TASK BRIEF:
Only a number is wanted: how many lines in the records below contain "this"?

DATA SECTION:
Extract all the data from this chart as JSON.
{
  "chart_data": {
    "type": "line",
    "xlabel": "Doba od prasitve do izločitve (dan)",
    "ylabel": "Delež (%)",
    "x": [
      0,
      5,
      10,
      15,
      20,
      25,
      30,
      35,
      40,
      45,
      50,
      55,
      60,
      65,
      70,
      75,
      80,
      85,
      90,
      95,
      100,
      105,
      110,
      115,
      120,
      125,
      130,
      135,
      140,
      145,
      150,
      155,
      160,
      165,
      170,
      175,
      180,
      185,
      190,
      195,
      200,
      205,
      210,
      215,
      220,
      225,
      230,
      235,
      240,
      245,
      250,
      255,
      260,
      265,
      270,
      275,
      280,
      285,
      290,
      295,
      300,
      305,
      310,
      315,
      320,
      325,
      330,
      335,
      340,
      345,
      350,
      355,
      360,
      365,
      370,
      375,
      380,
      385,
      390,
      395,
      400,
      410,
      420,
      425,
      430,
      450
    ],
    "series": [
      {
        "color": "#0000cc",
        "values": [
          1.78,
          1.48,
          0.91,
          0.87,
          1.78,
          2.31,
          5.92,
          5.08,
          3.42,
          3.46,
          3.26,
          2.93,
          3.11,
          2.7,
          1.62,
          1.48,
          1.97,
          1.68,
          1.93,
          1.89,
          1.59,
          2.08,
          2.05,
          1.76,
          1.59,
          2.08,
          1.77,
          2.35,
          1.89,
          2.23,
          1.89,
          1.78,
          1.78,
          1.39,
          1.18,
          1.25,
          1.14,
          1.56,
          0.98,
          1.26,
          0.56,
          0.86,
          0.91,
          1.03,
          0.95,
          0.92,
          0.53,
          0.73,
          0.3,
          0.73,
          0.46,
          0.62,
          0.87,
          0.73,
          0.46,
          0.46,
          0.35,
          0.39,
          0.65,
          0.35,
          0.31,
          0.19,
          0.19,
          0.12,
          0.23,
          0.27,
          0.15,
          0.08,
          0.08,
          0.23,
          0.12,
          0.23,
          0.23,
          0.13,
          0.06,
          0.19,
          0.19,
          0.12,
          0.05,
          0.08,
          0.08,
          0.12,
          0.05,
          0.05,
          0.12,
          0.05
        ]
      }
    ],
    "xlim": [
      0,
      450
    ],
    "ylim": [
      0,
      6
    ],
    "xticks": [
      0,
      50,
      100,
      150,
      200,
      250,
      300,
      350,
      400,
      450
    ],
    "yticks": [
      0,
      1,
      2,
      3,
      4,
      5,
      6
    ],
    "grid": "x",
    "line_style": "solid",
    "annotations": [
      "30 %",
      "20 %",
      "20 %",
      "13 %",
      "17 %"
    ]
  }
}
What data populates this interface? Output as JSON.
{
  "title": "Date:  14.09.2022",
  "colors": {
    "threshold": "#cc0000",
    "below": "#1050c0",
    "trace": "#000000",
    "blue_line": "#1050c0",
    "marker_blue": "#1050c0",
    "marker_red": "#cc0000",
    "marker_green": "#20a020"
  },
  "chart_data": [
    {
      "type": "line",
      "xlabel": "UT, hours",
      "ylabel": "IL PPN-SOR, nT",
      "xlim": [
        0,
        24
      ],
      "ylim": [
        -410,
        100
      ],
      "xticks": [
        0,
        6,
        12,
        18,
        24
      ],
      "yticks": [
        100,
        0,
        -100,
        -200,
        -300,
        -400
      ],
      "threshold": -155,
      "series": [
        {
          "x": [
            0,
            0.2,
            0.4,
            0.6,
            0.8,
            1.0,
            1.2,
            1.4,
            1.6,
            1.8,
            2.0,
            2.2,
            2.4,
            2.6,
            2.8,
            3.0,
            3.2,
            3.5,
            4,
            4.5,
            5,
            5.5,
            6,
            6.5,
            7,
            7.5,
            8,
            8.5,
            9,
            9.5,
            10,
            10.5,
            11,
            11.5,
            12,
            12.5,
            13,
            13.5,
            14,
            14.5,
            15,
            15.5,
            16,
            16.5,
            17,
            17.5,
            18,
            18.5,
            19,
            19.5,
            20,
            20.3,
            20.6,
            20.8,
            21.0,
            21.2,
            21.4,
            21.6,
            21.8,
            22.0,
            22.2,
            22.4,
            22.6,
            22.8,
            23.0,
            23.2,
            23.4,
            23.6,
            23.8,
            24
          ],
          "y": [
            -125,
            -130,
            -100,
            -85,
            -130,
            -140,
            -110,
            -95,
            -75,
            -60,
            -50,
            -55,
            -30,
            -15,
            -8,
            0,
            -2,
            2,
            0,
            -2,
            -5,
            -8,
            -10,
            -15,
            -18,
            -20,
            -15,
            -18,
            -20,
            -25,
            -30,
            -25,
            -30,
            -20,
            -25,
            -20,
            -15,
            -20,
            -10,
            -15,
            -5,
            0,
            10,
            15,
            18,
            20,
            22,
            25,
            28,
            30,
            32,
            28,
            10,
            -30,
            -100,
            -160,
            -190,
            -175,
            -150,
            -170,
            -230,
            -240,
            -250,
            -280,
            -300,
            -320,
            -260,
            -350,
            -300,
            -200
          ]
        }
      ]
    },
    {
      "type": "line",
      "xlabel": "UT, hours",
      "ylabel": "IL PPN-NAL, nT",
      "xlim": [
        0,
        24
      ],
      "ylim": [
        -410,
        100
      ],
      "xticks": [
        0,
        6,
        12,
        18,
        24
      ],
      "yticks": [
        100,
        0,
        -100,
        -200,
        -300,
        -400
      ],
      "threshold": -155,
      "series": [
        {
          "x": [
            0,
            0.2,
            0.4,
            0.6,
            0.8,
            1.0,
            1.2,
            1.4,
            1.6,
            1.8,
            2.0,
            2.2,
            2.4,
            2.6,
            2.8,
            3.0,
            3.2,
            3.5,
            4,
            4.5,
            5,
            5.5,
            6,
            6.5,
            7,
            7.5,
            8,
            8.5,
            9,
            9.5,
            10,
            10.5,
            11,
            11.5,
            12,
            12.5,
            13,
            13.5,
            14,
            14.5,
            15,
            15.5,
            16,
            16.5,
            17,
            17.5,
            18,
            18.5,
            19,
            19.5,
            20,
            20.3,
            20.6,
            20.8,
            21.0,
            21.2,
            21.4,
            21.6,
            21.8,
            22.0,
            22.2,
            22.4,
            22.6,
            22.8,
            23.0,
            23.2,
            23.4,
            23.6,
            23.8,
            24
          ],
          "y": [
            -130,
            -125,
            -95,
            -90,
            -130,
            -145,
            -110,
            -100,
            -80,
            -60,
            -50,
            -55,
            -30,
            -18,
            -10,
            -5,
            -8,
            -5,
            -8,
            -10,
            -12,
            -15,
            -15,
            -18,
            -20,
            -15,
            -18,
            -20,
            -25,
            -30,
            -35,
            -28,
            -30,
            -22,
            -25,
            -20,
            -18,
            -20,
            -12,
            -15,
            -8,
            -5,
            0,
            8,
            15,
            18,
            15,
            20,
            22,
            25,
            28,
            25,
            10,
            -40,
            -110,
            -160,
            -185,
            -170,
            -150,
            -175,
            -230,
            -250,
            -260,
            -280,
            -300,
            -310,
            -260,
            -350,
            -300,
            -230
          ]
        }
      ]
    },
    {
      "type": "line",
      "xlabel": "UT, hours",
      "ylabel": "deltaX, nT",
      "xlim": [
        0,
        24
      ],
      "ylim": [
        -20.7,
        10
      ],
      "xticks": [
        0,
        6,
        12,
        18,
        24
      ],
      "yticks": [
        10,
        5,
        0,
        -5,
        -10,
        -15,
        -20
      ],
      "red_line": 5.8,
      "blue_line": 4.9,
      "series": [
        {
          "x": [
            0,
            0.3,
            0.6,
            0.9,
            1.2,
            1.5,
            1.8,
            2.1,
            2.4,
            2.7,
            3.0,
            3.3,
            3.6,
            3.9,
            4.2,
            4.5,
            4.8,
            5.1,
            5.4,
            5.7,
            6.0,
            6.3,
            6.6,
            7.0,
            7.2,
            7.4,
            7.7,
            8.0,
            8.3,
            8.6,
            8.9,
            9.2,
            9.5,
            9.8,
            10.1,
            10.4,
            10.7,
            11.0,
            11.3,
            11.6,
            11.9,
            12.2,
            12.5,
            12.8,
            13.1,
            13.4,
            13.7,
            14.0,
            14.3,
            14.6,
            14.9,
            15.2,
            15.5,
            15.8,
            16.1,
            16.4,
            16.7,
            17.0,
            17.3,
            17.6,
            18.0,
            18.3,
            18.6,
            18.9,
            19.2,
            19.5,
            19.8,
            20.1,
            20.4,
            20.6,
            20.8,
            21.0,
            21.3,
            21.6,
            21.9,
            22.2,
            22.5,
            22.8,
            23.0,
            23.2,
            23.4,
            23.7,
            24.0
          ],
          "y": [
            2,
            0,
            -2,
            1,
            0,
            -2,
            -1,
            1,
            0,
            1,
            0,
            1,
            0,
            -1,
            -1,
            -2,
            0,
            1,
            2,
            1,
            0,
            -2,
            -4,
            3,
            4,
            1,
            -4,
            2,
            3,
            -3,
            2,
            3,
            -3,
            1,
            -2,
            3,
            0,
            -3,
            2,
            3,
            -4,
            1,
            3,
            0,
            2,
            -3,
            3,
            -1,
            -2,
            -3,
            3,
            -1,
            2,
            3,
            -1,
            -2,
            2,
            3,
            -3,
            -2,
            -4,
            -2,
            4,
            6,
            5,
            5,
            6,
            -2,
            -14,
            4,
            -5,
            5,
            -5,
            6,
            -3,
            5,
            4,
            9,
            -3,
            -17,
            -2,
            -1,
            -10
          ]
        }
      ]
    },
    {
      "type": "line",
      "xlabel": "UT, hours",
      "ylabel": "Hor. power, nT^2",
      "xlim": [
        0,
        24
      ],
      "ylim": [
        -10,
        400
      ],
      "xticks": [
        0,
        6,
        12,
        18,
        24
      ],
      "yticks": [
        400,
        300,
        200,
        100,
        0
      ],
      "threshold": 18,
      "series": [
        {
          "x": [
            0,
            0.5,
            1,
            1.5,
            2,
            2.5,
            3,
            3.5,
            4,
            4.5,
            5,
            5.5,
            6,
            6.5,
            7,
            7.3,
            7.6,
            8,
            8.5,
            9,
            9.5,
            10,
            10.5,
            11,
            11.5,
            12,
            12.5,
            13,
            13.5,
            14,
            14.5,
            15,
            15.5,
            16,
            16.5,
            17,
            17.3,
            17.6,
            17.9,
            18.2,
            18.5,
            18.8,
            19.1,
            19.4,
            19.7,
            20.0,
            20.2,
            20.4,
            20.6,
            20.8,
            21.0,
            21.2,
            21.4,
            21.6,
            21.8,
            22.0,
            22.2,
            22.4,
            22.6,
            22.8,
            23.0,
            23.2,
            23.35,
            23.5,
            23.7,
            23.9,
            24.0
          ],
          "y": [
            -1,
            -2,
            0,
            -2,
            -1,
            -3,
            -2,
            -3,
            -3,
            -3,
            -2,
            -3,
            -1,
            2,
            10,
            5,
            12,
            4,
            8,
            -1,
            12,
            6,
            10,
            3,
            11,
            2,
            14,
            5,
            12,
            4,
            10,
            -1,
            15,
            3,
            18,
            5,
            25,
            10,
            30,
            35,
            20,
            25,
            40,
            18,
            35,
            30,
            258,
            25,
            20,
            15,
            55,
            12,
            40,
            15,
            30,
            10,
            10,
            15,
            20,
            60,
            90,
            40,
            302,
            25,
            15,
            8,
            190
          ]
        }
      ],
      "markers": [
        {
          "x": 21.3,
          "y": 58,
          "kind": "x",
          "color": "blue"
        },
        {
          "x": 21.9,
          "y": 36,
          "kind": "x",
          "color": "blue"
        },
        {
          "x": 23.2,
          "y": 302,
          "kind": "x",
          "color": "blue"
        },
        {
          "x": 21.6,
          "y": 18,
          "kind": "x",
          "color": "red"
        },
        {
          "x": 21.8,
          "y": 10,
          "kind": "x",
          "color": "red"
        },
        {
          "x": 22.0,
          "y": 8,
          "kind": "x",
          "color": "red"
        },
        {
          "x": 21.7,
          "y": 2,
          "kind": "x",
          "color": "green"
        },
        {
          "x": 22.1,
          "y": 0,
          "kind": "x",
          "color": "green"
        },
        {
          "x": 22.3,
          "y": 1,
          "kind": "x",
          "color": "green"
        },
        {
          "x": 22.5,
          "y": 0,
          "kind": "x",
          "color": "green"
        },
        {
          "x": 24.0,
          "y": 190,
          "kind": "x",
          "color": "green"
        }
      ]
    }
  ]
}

FINISHED EXERCISE:
2